Recorded data:
- - -

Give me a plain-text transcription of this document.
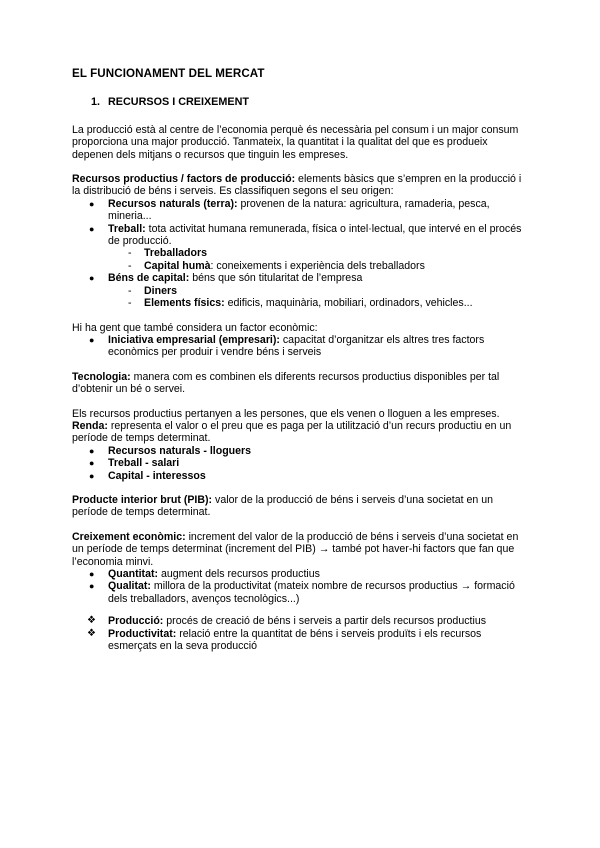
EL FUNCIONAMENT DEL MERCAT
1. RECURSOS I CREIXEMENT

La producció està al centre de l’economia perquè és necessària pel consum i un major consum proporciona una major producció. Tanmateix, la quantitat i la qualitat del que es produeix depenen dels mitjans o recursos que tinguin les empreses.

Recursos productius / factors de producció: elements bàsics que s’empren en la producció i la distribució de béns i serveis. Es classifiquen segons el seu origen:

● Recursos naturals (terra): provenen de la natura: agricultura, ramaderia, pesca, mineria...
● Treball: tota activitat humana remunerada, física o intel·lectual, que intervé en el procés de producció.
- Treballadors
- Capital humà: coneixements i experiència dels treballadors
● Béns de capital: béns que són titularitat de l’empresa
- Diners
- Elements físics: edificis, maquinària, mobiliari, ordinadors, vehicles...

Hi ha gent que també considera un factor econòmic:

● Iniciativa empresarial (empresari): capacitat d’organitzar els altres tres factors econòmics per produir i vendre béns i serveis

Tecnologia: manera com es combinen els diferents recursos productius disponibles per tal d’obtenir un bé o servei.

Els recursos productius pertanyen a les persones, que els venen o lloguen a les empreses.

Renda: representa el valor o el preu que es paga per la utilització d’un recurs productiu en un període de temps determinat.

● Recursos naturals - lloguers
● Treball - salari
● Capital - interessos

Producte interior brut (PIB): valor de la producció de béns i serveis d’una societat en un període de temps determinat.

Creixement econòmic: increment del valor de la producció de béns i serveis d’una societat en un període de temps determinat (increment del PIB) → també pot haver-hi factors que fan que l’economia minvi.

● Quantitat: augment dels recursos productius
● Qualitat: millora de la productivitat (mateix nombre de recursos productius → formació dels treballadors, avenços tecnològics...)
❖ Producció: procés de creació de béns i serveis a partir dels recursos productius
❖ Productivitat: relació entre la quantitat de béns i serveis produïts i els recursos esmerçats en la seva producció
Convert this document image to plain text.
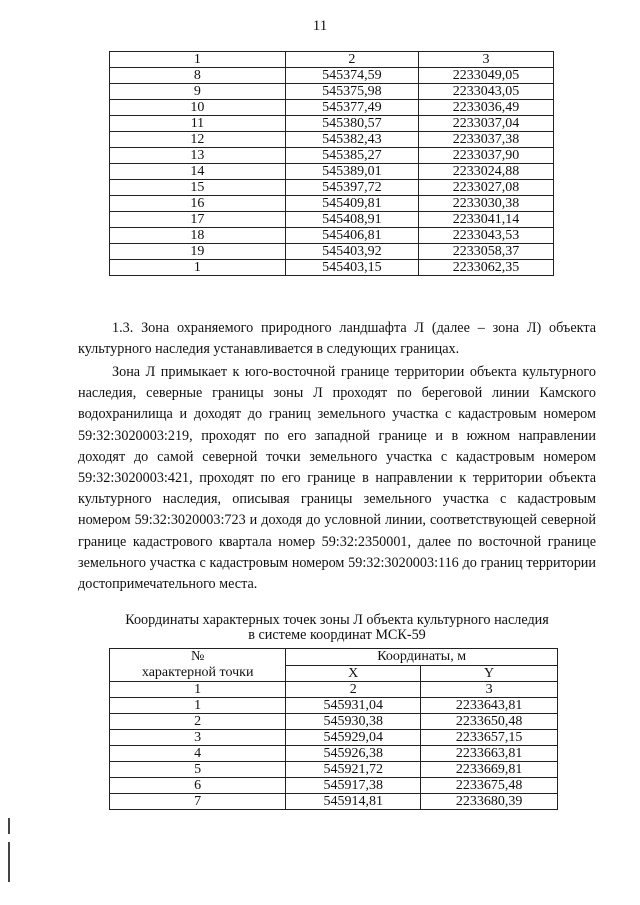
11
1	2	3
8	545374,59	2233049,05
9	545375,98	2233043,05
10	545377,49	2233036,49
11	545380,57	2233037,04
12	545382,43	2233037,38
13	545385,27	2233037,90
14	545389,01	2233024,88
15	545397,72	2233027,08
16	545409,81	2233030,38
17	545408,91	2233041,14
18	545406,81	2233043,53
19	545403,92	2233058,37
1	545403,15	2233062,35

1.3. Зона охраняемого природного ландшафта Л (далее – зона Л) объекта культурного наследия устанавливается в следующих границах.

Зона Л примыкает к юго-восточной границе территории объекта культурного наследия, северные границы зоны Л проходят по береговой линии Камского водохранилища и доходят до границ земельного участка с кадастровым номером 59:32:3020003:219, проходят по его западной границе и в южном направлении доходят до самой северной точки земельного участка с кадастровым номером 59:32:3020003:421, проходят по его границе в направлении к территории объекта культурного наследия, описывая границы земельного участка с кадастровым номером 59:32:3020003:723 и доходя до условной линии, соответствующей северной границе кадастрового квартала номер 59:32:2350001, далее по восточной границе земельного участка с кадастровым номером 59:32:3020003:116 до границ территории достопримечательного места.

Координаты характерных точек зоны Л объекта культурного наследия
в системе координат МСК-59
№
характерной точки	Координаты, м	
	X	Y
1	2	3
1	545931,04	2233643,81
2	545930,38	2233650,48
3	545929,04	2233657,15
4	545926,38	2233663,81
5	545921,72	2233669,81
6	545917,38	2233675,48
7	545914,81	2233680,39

- - -

> PROBLEM STATEMENT:
Tally the lines holding the string "factors" and give only the count.

> FINISHED ANSWER:
3